REQUEST
Extract, from the records beneath this instruction, each line that contains the word "JSON".
┌─ INPUT FOR THIS TASK
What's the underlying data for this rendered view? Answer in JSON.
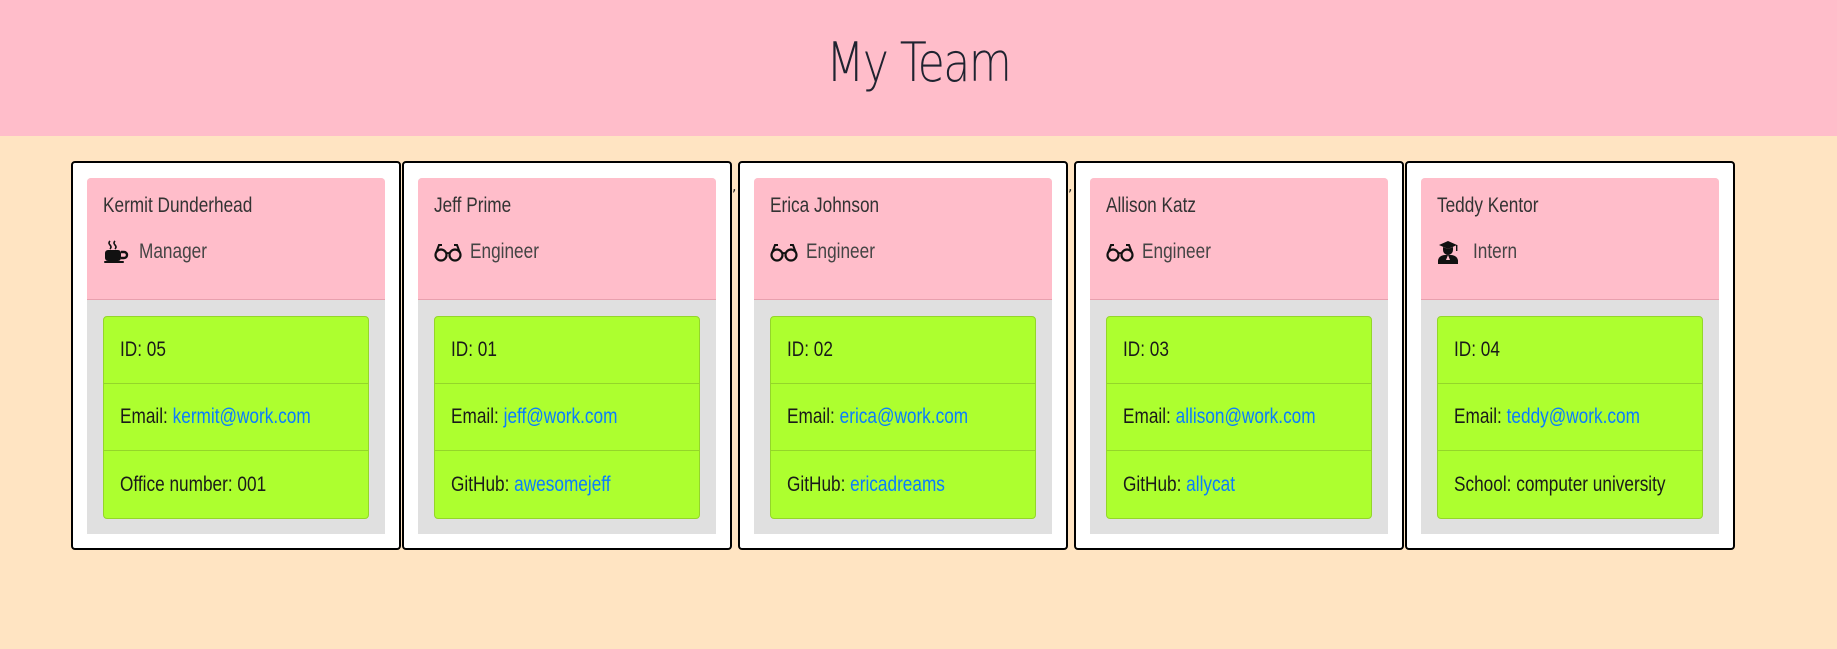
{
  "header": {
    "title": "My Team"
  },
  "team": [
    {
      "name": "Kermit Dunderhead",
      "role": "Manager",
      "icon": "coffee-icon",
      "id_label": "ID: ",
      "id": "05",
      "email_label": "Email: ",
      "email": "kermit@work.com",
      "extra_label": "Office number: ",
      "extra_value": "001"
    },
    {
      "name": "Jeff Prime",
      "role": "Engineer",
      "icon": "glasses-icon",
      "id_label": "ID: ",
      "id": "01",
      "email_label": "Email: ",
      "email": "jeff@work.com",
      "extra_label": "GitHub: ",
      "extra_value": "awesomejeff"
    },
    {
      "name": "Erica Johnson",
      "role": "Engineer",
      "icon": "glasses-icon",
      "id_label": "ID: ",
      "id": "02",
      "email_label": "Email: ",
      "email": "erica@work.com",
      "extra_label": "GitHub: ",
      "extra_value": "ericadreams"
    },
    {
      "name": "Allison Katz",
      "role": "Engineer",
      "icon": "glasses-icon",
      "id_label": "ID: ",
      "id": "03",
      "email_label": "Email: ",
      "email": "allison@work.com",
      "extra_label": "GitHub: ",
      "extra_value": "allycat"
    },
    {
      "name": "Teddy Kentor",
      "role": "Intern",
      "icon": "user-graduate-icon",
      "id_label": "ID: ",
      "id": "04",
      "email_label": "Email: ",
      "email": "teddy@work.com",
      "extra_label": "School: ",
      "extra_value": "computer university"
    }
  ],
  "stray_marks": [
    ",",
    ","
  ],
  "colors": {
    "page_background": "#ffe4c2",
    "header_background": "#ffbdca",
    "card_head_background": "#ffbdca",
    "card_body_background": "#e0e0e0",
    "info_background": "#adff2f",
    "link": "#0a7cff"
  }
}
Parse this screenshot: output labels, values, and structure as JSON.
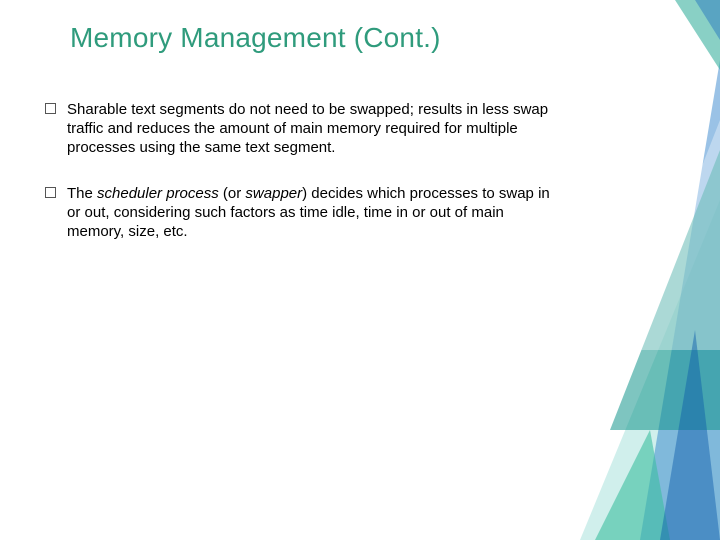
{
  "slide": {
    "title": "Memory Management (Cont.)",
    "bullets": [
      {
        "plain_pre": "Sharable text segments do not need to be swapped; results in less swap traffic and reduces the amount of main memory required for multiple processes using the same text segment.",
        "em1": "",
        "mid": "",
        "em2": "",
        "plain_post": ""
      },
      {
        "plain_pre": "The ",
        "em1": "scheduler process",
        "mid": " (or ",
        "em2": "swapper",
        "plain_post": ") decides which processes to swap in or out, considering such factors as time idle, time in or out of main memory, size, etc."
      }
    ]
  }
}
└─
┌─ INPUT FOR THIS TASK
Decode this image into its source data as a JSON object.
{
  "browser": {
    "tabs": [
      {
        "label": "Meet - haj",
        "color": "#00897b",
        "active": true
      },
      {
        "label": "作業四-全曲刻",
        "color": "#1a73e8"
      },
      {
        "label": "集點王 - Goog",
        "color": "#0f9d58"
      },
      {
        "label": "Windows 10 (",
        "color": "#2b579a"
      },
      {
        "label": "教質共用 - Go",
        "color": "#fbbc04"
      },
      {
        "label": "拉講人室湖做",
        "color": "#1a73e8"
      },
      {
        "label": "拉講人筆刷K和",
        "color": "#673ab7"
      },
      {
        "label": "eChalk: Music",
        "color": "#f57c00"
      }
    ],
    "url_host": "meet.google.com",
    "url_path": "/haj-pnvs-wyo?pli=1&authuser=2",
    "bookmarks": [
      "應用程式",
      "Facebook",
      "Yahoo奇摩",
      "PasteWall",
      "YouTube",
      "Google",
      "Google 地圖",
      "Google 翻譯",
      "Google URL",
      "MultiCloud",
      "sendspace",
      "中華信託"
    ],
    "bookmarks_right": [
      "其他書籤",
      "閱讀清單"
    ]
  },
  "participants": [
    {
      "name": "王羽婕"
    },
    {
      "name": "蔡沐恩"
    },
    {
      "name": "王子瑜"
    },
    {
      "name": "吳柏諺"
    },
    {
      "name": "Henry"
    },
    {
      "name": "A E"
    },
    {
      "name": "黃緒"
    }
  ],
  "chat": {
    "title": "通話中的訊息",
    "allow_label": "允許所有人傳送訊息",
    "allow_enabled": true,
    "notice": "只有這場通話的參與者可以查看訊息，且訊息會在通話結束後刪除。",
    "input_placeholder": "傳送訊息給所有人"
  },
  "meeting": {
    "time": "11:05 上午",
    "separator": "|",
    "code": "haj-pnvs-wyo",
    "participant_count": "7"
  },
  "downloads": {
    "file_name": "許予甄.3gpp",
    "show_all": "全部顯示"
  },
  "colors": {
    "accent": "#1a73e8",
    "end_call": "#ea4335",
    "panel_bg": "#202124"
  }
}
└─
┌─ INPUT FOR THIS TASK
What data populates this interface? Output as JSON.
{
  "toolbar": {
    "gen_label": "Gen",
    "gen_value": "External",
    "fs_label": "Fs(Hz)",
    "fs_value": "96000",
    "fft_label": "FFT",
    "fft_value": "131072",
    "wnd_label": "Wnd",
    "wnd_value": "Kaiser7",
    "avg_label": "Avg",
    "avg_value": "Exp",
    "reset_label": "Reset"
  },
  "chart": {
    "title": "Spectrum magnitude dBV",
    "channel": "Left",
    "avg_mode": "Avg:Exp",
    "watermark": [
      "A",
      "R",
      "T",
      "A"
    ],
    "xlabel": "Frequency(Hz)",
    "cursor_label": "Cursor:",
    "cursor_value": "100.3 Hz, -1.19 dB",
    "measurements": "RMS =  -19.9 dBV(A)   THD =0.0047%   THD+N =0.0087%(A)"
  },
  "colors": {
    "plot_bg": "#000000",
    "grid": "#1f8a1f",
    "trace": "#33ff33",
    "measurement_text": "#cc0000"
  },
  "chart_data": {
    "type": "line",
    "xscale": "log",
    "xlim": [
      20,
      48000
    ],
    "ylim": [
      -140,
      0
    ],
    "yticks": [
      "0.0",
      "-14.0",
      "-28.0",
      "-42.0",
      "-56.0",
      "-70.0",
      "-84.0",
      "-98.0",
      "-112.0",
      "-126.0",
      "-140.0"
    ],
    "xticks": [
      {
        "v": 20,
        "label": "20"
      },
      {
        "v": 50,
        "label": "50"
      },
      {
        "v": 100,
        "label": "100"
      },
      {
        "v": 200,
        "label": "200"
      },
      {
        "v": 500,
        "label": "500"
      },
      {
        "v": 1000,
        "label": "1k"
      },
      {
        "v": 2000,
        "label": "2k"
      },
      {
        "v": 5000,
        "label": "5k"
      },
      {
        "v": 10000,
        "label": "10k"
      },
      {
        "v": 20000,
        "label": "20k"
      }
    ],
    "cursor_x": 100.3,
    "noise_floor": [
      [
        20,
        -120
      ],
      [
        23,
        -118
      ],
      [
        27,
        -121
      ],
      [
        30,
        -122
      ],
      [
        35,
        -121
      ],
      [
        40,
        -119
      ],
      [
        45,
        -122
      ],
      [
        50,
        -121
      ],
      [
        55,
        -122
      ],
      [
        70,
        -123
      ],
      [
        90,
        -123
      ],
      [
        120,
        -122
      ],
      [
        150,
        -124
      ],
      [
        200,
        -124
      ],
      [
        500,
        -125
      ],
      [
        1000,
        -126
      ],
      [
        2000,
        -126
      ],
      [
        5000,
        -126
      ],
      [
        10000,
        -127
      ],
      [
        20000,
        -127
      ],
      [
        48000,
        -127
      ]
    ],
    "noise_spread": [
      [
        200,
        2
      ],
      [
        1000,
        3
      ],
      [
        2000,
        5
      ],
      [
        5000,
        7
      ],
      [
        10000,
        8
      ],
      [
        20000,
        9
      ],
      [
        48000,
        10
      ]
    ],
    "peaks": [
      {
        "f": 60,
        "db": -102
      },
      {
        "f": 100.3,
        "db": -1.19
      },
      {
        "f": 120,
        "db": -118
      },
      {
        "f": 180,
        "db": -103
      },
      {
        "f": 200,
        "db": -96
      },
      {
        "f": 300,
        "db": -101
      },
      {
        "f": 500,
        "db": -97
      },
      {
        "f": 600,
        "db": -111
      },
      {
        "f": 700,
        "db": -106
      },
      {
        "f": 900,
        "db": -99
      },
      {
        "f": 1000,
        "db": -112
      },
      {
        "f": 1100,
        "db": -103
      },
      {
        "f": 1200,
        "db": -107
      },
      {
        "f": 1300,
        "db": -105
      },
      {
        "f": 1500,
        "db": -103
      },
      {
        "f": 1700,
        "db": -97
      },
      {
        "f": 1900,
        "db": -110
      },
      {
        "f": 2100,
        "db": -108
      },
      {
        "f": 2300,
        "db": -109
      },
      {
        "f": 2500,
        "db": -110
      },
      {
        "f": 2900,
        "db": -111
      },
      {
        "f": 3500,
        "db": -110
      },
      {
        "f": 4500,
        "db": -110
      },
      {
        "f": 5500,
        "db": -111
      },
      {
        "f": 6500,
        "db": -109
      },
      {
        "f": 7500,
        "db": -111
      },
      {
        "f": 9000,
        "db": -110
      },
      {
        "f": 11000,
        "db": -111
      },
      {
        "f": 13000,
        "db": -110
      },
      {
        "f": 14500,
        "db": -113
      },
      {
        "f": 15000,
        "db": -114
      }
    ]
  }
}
└─
FULL OUTPUT
What's the underlying data for this rendered view? Answer in JSON.
Parse this screenshot: output labels, values, and structure as JSON.
Decode this image into its source data as a JSON object.
What data populates this interface? Output as JSON.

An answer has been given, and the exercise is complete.